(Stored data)

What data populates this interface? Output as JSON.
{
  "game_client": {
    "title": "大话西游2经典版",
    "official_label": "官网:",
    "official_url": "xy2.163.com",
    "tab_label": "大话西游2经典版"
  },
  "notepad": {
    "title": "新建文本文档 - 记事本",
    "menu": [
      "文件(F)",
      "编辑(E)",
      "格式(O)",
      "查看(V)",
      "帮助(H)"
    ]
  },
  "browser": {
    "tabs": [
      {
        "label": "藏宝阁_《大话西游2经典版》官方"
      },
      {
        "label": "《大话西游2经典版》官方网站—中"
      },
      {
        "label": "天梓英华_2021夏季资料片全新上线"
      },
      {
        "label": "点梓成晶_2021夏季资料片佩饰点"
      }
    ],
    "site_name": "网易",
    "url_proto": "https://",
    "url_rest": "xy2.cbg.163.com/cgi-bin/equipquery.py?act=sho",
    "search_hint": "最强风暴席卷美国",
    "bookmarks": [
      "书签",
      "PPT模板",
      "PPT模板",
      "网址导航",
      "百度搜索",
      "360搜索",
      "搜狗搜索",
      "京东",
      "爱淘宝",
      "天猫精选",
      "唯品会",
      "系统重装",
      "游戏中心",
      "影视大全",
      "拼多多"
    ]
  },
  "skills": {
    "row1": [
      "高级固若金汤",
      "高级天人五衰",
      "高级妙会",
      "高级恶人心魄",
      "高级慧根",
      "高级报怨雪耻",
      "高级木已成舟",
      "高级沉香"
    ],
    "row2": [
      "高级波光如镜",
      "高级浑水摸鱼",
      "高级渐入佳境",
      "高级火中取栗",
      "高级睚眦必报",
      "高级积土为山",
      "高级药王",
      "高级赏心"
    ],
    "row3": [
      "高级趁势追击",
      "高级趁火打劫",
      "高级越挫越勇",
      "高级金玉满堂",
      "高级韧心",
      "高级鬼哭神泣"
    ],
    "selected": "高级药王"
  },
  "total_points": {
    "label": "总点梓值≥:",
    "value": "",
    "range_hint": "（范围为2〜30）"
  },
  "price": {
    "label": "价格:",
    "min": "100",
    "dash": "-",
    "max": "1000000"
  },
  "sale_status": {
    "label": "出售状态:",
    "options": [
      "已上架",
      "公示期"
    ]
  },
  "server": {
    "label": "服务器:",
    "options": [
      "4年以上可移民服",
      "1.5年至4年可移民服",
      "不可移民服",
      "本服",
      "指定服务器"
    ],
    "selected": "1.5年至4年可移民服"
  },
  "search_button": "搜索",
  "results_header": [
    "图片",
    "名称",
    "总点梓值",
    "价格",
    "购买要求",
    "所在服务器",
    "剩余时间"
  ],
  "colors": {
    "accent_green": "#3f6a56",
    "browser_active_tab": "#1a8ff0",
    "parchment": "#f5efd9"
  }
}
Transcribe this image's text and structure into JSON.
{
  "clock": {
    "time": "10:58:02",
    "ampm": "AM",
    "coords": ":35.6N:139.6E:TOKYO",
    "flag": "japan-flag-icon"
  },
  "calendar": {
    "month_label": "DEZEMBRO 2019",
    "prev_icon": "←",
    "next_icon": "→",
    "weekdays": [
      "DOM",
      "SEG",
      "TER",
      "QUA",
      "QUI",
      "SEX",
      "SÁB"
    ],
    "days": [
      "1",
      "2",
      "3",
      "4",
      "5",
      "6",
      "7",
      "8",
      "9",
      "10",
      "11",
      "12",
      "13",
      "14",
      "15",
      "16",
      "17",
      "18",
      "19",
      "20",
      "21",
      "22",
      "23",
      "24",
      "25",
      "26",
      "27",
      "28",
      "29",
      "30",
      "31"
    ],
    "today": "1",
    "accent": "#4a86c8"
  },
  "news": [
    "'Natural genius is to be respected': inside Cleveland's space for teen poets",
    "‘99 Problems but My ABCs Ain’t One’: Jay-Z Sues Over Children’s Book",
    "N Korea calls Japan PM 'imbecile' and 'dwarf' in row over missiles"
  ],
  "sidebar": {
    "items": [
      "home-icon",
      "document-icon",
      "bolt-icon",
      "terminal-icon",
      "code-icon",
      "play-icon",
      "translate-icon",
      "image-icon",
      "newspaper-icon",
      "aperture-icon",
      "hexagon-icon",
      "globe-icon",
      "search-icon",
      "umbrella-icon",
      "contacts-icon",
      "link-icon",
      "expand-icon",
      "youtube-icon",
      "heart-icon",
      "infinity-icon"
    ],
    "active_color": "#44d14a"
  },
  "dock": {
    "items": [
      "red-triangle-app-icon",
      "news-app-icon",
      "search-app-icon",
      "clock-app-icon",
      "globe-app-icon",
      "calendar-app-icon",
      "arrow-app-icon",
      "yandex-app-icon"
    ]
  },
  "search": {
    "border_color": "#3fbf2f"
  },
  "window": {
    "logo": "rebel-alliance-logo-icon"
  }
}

◆ **Exercise**
Transcribe each record exactly. Leave nothing out.

◆ **The output**
What data populates this interface? Output as JSON.
{
  "game_client": {
    "title": "大话西游2经典版",
    "official_label": "官网:",
    "official_url": "xy2.163.com",
    "tab_label": "大话西游2经典版"
  },
  "notepad": {
    "title": "新建文本文档 - 记事本",
    "menu": [
      "文件(F)",
      "编辑(E)",
      "格式(O)",
      "查看(V)",
      "帮助(H)"
    ]
  },
  "browser": {
    "tabs": [
      {
        "label": "藏宝阁_《大话西游2经典版》官方"
      },
      {
        "label": "《大话西游2经典版》官方网站—中"
      },
      {
        "label": "天梓英华_2021夏季资料片全新上线"
      },
      {
        "label": "点梓成晶_2021夏季资料片佩饰点"
      }
    ],
    "site_name": "网易",
    "url_proto": "https://",
    "url_rest": "xy2.cbg.163.com/cgi-bin/equipquery.py?act=sho",
    "search_hint": "最强风暴席卷美国",
    "bookmarks": [
      "书签",
      "PPT模板",
      "PPT模板",
      "网址导航",
      "百度搜索",
      "360搜索",
      "搜狗搜索",
      "京东",
      "爱淘宝",
      "天猫精选",
      "唯品会",
      "系统重装",
      "游戏中心",
      "影视大全",
      "拼多多"
    ]
  },
  "skills": {
    "row1": [
      "高级固若金汤",
      "高级天人五衰",
      "高级妙会",
      "高级恶人心魄",
      "高级慧根",
      "高级报怨雪耻",
      "高级木已成舟",
      "高级沉香"
    ],
    "row2": [
      "高级波光如镜",
      "高级浑水摸鱼",
      "高级渐入佳境",
      "高级火中取栗",
      "高级睚眦必报",
      "高级积土为山",
      "高级药王",
      "高级赏心"
    ],
    "row3": [
      "高级趁势追击",
      "高级趁火打劫",
      "高级越挫越勇",
      "高级金玉满堂",
      "高级韧心",
      "高级鬼哭神泣"
    ],
    "selected": "高级药王"
  },
  "total_points": {
    "label": "总点梓值≥:",
    "value": "",
    "range_hint": "（范围为2〜30）"
  },
  "price": {
    "label": "价格:",
    "min": "100",
    "dash": "-",
    "max": "1000000"
  },
  "sale_status": {
    "label": "出售状态:",
    "options": [
      "已上架",
      "公示期"
    ]
  },
  "server": {
    "label": "服务器:",
    "options": [
      "4年以上可移民服",
      "1.5年至4年可移民服",
      "不可移民服",
      "本服",
      "指定服务器"
    ],
    "selected": "1.5年至4年可移民服"
  },
  "search_button": "搜索",
  "results_header": [
    "图片",
    "名称",
    "总点梓值",
    "价格",
    "购买要求",
    "所在服务器",
    "剩余时间"
  ],
  "colors": {
    "accent_green": "#3f6a56",
    "browser_active_tab": "#1a8ff0",
    "parchment": "#f5efd9"
  }
}
Transcribe this image's text and structure into JSON.
{
  "clock": {
    "time": "10:58:02",
    "ampm": "AM",
    "coords": ":35.6N:139.6E:TOKYO",
    "flag": "japan-flag-icon"
  },
  "calendar": {
    "month_label": "DEZEMBRO 2019",
    "prev_icon": "←",
    "next_icon": "→",
    "weekdays": [
      "DOM",
      "SEG",
      "TER",
      "QUA",
      "QUI",
      "SEX",
      "SÁB"
    ],
    "days": [
      "1",
      "2",
      "3",
      "4",
      "5",
      "6",
      "7",
      "8",
      "9",
      "10",
      "11",
      "12",
      "13",
      "14",
      "15",
      "16",
      "17",
      "18",
      "19",
      "20",
      "21",
      "22",
      "23",
      "24",
      "25",
      "26",
      "27",
      "28",
      "29",
      "30",
      "31"
    ],
    "today": "1",
    "accent": "#4a86c8"
  },
  "news": [
    "'Natural genius is to be respected': inside Cleveland's space for teen poets",
    "‘99 Problems but My ABCs Ain’t One’: Jay-Z Sues Over Children’s Book",
    "N Korea calls Japan PM 'imbecile' and 'dwarf' in row over missiles"
  ],
  "sidebar": {
    "items": [
      "home-icon",
      "document-icon",
      "bolt-icon",
      "terminal-icon",
      "code-icon",
      "play-icon",
      "translate-icon",
      "image-icon",
      "newspaper-icon",
      "aperture-icon",
      "hexagon-icon",
      "globe-icon",
      "search-icon",
      "umbrella-icon",
      "contacts-icon",
      "link-icon",
      "expand-icon",
      "youtube-icon",
      "heart-icon",
      "infinity-icon"
    ],
    "active_color": "#44d14a"
  },
  "dock": {
    "items": [
      "red-triangle-app-icon",
      "news-app-icon",
      "search-app-icon",
      "clock-app-icon",
      "globe-app-icon",
      "calendar-app-icon",
      "arrow-app-icon",
      "yandex-app-icon"
    ]
  },
  "search": {
    "border_color": "#3fbf2f"
  },
  "window": {
    "logo": "rebel-alliance-logo-icon"
  }
}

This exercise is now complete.